INSTRUCTION A:
List in full each line of the rows below that contains the word "pixel".

DOCUMENT EXTRACT:

Again, I would be very careful about concentrating light. If you are adding CO2 then you need to think more about concentrating CO2, because CO2 and nutrients will keep your plants healthy, while concentrated light will tend to destroy plant health and cause algae.

Cheers,


----------



## pembulls (22 Feb 2012)

Hi foxfish and ceg4048 thanks for all the great advice , I have just had a look at the ADA Amazonia and will go with your advice on that thanks .
Ok the sump, the plan was to have 2 Eheim 1262 internal pumps they have a 3400ltr per hour capacity each but I wasn't sure if that was enough turn over of water for plants as I have read 10x volume. The weirs have been designed  with 2 holes each so that the water from the sump can be returned back through them, so I don't think I can attach spray bars ?(but as I haven't seen the tank yet I may be talking Cxxp there) The tank has been ordered and will be here some time in April (latest 26th), so I have plenty of time to work this all out and get what I need.


----------



## foxfish (23 Feb 2012)

RECORDS FOR THE EXERCISE:

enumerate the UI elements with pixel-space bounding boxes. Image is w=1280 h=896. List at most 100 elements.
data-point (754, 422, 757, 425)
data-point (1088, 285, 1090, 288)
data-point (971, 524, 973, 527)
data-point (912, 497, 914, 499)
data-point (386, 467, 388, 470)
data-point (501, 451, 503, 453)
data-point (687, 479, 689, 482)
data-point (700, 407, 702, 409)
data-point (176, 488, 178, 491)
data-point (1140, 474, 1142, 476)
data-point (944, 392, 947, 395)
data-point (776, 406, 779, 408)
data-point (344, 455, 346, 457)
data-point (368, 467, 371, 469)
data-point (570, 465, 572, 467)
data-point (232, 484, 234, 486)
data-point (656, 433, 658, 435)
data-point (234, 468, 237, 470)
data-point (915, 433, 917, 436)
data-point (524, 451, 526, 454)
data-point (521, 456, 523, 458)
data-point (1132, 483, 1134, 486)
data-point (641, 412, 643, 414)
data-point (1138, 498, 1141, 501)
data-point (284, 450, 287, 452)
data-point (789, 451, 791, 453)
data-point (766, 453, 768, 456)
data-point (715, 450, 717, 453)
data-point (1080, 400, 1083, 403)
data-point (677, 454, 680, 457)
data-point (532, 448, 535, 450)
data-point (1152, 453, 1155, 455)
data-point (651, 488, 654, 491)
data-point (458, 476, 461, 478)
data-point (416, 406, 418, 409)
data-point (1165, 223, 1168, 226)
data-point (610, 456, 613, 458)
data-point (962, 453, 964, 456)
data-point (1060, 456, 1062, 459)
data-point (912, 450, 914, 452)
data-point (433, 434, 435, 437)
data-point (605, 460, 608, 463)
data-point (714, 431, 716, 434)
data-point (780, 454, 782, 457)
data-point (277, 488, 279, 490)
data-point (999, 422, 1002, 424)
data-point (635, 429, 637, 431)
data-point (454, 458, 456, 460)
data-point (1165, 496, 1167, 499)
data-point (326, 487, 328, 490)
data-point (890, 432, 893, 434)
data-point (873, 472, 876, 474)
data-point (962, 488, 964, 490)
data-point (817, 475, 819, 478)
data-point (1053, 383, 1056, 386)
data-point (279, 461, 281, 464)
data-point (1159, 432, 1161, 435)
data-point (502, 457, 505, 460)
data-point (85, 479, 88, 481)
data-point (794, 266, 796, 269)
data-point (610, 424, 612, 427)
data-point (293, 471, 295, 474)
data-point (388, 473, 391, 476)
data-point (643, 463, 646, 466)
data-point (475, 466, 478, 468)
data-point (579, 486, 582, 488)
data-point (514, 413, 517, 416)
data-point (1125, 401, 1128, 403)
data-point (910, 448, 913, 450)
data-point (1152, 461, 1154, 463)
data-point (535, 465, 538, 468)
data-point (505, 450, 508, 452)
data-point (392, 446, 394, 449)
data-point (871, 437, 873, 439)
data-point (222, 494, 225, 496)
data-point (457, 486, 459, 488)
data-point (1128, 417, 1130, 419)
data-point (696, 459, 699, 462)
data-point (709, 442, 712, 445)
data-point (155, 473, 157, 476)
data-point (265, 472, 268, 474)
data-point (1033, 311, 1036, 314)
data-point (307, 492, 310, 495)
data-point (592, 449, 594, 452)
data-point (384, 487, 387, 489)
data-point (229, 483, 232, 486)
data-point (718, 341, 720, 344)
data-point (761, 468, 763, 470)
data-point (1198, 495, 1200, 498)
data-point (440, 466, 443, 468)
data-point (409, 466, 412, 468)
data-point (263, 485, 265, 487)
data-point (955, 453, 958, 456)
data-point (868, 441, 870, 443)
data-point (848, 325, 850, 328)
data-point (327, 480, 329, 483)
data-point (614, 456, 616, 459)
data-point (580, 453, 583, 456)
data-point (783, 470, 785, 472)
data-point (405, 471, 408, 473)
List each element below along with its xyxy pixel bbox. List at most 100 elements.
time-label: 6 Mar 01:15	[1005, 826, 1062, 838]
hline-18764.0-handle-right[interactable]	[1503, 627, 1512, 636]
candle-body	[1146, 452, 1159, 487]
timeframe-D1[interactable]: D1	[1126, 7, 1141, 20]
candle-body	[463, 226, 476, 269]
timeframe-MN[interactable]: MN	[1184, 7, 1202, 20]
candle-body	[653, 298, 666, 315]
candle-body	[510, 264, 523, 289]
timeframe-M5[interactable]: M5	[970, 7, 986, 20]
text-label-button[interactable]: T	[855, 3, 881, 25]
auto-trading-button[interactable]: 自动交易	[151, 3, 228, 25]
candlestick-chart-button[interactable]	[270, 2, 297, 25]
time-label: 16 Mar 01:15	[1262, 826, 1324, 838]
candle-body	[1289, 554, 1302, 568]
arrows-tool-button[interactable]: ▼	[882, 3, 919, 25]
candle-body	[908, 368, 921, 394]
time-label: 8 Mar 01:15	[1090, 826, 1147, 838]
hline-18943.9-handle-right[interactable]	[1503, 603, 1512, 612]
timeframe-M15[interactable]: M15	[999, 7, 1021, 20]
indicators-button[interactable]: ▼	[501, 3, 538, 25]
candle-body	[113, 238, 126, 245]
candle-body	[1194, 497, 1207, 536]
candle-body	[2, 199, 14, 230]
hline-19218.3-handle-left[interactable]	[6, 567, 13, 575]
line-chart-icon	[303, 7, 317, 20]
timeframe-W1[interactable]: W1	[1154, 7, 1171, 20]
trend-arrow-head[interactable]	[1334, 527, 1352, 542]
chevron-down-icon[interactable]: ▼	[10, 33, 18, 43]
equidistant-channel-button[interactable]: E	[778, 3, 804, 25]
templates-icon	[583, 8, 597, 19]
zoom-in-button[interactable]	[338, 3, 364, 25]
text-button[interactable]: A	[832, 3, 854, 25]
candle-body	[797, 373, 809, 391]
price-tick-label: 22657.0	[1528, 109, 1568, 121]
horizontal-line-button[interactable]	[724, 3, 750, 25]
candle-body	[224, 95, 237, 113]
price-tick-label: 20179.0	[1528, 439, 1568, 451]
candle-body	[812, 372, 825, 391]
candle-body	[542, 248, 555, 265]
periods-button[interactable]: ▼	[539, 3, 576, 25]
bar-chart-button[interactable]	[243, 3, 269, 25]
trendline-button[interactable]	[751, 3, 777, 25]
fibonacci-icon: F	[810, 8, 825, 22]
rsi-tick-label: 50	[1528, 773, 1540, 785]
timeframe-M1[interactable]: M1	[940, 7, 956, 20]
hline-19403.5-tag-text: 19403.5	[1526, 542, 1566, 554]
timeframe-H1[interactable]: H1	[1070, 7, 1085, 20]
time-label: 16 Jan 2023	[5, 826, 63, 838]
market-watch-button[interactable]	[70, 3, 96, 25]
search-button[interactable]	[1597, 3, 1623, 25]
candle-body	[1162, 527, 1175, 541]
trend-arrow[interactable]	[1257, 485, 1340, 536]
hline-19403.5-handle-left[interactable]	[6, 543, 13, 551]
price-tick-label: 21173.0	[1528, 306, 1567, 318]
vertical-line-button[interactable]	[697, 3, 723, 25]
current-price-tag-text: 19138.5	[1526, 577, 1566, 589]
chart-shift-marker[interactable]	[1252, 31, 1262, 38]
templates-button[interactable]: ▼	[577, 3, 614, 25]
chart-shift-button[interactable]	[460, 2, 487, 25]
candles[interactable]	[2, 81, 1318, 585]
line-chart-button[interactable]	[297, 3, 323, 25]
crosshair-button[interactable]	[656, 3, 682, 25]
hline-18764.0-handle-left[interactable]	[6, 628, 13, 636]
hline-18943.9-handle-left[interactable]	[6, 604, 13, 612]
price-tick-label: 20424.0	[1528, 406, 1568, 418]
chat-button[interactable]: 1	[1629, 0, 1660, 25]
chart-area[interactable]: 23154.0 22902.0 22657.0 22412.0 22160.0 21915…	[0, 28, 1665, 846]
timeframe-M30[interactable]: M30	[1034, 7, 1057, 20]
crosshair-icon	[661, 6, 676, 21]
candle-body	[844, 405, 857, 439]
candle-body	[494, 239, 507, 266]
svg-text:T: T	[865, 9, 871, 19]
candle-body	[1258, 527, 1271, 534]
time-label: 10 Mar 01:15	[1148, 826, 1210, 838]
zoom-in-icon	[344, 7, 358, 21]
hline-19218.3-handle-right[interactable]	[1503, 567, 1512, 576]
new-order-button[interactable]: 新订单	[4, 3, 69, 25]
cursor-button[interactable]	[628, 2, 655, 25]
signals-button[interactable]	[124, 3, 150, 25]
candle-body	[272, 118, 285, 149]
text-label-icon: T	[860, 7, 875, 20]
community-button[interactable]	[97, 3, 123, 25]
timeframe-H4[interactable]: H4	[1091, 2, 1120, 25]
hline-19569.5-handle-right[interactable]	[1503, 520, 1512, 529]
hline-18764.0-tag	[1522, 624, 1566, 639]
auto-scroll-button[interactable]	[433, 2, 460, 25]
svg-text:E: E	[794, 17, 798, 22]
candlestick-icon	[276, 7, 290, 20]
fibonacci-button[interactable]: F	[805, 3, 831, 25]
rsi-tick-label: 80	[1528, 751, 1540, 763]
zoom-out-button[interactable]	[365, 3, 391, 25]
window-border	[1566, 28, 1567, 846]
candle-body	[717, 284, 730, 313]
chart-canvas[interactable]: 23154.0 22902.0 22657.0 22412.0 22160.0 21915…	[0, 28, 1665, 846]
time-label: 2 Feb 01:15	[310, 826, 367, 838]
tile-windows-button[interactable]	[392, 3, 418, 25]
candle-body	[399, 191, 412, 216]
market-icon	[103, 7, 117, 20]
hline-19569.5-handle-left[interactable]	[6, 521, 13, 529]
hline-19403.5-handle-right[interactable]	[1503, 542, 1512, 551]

INSTRUCTION B:
Reproduce the part of the aquarium forum thread above that begins at the words "Again, I would" and stops after "(22 Feb 2012)".

EXERCISE SOLUTION A:
enumerate the UI elements with pixel-space bounding boxes. Image is w=1280 h=896. List at most 100 elements.
List each element below along with its xyxy pixel bbox. List at most 100 elements.

EXERCISE SOLUTION B:
Again, I would be very careful about concentrating light. If you are adding CO2 then you need to think more about concentrating CO2, because CO2 and nutrients will keep your plants healthy, while concentrated light will tend to destroy plant health and cause algae.

Cheers,


----------



## pembulls (22 Feb 2012)